STATED PROBLEM: Report the number of lines in these entries that contain "January". Write only the number.

■ ■ ■ ■ ■ ■ ■

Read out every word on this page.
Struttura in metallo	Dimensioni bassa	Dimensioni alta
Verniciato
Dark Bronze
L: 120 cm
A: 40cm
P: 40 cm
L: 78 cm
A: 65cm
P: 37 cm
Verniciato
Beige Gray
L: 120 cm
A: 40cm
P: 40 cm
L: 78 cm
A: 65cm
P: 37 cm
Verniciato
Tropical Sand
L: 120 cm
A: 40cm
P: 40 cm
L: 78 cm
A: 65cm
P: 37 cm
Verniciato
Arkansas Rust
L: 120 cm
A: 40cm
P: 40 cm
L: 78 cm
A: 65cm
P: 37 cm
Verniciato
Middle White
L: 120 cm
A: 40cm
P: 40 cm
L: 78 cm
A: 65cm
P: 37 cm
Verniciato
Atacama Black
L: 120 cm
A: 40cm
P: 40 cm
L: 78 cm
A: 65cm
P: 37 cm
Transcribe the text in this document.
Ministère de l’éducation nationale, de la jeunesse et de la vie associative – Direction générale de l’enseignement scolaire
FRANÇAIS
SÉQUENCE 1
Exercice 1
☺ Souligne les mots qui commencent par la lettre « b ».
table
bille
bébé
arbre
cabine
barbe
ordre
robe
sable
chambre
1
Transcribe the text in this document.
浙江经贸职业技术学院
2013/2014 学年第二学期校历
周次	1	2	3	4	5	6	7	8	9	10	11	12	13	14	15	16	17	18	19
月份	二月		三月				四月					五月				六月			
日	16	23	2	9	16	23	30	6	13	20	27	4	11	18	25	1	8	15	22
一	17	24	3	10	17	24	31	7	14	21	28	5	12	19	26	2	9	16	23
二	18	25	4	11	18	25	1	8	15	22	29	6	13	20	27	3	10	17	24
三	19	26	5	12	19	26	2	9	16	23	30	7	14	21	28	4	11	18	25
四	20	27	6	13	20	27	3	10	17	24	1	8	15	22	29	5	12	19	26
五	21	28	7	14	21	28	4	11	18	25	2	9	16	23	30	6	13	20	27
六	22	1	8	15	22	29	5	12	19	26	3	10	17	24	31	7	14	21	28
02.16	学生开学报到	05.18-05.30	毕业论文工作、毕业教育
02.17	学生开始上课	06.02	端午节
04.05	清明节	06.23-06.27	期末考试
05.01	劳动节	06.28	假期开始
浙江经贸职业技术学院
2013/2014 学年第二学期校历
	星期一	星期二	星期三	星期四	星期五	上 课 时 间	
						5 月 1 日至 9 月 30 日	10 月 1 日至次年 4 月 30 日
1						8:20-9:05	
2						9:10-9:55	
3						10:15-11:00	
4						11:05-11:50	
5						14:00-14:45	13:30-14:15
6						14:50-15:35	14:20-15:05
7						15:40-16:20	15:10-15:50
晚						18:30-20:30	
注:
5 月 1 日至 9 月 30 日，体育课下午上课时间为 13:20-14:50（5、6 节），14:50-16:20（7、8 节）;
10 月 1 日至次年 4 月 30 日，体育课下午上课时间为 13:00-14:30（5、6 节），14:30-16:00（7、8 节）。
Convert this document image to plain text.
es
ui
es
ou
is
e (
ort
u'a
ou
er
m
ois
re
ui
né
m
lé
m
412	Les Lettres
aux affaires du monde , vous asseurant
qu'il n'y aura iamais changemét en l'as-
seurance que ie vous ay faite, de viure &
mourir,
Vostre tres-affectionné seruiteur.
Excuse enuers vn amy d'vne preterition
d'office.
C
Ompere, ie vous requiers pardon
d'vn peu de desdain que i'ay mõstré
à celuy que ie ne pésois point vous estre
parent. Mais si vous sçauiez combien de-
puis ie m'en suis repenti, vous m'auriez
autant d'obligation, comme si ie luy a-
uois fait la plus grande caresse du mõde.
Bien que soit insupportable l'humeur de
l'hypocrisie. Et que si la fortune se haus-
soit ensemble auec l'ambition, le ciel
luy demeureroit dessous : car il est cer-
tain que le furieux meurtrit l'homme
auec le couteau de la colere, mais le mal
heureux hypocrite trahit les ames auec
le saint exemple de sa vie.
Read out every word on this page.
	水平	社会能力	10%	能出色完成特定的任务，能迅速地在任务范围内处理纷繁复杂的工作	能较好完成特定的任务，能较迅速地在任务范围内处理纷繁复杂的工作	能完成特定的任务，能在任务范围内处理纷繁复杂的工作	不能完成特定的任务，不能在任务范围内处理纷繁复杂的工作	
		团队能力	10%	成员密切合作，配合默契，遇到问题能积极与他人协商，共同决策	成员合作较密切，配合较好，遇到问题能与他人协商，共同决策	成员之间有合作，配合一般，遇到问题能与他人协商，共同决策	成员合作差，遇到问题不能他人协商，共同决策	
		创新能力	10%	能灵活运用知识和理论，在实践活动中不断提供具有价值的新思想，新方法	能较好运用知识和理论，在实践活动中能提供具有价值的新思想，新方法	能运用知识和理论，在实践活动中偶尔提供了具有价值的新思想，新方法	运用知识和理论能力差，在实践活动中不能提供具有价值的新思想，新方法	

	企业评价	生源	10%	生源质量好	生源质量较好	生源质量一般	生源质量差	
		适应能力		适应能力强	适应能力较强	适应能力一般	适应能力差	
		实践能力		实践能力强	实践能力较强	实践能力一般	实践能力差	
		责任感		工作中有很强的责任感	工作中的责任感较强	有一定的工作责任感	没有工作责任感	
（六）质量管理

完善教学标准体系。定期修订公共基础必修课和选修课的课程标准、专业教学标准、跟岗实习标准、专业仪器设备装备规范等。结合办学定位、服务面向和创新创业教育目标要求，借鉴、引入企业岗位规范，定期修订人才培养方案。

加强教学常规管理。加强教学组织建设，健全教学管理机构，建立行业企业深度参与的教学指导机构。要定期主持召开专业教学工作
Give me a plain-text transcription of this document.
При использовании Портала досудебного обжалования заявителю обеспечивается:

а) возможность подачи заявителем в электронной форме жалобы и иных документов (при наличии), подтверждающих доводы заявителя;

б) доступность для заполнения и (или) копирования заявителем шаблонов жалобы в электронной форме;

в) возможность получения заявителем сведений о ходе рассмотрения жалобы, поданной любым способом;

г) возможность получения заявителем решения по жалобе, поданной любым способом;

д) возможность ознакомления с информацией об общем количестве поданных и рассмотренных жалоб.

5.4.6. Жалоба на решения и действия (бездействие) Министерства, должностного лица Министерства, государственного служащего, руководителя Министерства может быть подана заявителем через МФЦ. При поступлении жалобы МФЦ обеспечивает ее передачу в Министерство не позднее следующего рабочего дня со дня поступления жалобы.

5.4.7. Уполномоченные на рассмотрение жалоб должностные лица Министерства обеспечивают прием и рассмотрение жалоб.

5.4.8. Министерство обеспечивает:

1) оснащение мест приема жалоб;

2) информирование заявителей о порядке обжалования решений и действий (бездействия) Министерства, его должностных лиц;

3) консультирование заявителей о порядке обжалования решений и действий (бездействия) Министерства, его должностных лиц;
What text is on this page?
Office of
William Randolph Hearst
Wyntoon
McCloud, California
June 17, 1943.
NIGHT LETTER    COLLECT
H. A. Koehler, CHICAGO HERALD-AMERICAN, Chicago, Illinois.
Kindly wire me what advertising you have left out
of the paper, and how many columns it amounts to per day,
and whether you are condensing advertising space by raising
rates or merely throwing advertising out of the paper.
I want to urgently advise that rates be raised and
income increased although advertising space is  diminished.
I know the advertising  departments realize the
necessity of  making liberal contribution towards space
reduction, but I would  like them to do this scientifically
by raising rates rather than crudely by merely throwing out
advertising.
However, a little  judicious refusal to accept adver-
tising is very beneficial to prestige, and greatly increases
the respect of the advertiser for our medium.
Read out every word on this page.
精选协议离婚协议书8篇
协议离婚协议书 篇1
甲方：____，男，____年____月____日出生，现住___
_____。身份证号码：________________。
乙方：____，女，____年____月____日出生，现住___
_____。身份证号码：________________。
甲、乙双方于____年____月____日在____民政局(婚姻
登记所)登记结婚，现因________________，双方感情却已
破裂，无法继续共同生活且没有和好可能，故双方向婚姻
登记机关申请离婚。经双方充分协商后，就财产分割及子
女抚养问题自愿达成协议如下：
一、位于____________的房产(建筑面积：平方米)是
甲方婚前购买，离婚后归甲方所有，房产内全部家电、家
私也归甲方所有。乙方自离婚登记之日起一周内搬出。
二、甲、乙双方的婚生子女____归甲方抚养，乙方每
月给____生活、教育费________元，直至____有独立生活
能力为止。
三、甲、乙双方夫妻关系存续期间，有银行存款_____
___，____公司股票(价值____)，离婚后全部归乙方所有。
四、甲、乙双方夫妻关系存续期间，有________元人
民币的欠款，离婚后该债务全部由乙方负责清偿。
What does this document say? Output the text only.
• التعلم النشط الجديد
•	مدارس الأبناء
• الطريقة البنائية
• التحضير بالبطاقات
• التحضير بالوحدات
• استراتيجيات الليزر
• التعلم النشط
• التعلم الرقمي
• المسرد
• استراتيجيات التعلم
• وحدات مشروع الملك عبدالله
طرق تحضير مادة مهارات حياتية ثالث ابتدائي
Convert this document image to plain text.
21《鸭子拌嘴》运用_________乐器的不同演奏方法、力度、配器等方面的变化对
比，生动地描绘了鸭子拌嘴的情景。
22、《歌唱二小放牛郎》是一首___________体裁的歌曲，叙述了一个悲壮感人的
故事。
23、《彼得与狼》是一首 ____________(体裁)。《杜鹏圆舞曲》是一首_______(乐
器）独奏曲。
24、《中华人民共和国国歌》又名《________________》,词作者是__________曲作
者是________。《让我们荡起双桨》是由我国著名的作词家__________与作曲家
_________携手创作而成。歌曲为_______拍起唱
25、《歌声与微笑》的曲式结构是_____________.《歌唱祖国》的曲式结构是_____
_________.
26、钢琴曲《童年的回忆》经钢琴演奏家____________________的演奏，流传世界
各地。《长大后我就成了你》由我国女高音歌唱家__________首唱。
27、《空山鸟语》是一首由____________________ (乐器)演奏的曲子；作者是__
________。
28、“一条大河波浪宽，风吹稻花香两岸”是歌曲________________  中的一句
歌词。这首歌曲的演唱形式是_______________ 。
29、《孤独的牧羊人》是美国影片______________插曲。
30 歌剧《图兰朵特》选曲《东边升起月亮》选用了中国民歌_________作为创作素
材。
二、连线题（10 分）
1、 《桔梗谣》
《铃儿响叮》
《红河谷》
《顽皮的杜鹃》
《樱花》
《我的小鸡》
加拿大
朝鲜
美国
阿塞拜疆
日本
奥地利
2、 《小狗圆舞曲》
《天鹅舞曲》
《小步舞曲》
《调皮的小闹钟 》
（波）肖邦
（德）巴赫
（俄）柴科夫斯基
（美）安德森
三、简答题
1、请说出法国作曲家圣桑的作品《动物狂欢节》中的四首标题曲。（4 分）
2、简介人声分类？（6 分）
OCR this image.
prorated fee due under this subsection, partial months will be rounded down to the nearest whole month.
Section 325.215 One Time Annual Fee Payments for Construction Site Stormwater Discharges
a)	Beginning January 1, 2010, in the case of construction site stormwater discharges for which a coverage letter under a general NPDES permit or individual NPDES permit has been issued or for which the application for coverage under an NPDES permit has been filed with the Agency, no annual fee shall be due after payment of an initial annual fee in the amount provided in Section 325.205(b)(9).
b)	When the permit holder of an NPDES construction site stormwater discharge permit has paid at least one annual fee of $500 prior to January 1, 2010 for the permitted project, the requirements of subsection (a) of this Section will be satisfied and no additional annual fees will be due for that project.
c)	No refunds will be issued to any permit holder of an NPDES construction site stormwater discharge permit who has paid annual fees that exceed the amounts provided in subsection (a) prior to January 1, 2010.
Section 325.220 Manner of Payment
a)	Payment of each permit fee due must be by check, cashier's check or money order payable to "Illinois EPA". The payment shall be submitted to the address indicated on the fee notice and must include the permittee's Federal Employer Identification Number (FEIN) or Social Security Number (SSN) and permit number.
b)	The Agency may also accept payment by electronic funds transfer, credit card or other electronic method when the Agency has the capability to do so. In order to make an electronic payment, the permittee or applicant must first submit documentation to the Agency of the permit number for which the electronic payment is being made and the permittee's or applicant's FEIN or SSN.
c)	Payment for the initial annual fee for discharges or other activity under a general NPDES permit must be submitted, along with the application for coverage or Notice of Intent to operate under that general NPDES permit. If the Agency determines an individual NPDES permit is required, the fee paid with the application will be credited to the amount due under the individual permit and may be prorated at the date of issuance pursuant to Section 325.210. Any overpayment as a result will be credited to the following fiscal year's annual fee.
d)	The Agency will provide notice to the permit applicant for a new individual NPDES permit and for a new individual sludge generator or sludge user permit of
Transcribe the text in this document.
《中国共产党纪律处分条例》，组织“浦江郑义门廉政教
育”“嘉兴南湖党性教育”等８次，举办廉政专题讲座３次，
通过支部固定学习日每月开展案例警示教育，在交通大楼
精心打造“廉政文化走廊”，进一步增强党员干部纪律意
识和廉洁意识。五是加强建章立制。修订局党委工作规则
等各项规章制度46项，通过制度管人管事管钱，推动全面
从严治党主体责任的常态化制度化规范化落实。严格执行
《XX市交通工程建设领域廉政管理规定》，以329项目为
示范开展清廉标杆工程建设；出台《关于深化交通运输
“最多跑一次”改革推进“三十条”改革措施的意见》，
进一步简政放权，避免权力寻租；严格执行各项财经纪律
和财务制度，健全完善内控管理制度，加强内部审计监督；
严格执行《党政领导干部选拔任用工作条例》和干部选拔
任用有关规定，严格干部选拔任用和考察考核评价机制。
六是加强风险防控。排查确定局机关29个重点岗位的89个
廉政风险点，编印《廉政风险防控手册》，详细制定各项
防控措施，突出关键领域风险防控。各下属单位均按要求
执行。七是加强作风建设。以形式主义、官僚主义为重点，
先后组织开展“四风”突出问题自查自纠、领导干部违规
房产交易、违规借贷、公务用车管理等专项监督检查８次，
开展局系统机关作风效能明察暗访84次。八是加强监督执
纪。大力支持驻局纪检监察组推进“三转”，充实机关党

■ ■ ■ ■ ■ ■ ■

SOLUTION: 3